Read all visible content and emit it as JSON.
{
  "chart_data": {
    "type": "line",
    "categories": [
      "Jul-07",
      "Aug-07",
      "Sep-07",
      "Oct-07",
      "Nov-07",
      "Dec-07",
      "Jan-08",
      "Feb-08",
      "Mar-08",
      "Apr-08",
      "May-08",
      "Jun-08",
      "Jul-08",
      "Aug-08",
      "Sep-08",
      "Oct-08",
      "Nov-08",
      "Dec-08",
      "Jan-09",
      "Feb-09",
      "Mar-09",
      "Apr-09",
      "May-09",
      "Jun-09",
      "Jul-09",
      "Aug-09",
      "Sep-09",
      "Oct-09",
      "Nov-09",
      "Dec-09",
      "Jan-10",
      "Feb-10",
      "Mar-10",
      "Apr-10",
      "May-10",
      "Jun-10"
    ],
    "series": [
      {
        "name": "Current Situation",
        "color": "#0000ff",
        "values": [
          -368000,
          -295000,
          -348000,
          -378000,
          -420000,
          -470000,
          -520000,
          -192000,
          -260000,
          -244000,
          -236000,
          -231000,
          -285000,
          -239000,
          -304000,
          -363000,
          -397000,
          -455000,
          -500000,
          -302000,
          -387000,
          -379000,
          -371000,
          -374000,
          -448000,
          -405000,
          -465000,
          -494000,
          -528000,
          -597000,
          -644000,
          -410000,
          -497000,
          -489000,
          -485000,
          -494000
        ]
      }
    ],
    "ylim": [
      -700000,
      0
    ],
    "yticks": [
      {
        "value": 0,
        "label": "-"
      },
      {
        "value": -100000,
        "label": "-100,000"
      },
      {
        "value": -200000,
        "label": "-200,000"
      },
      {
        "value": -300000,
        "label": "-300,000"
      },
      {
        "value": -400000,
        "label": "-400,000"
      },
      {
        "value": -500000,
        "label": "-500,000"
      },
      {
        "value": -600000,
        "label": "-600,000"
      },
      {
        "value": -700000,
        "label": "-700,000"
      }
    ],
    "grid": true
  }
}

## What is expected
Repeat every line of the material exactly as given.

## Written solution
Read all visible content and emit it as JSON.
{
  "chart_data": {
    "type": "line",
    "categories": [
      "Jul-07",
      "Aug-07",
      "Sep-07",
      "Oct-07",
      "Nov-07",
      "Dec-07",
      "Jan-08",
      "Feb-08",
      "Mar-08",
      "Apr-08",
      "May-08",
      "Jun-08",
      "Jul-08",
      "Aug-08",
      "Sep-08",
      "Oct-08",
      "Nov-08",
      "Dec-08",
      "Jan-09",
      "Feb-09",
      "Mar-09",
      "Apr-09",
      "May-09",
      "Jun-09",
      "Jul-09",
      "Aug-09",
      "Sep-09",
      "Oct-09",
      "Nov-09",
      "Dec-09",
      "Jan-10",
      "Feb-10",
      "Mar-10",
      "Apr-10",
      "May-10",
      "Jun-10"
    ],
    "series": [
      {
        "name": "Current Situation",
        "color": "#0000ff",
        "values": [
          -368000,
          -295000,
          -348000,
          -378000,
          -420000,
          -470000,
          -520000,
          -192000,
          -260000,
          -244000,
          -236000,
          -231000,
          -285000,
          -239000,
          -304000,
          -363000,
          -397000,
          -455000,
          -500000,
          -302000,
          -387000,
          -379000,
          -371000,
          -374000,
          -448000,
          -405000,
          -465000,
          -494000,
          -528000,
          -597000,
          -644000,
          -410000,
          -497000,
          -489000,
          -485000,
          -494000
        ]
      }
    ],
    "ylim": [
      -700000,
      0
    ],
    "yticks": [
      {
        "value": 0,
        "label": "-"
      },
      {
        "value": -100000,
        "label": "-100,000"
      },
      {
        "value": -200000,
        "label": "-200,000"
      },
      {
        "value": -300000,
        "label": "-300,000"
      },
      {
        "value": -400000,
        "label": "-400,000"
      },
      {
        "value": -500000,
        "label": "-500,000"
      },
      {
        "value": -600000,
        "label": "-600,000"
      },
      {
        "value": -700000,
        "label": "-700,000"
      }
    ],
    "grid": true
  }
}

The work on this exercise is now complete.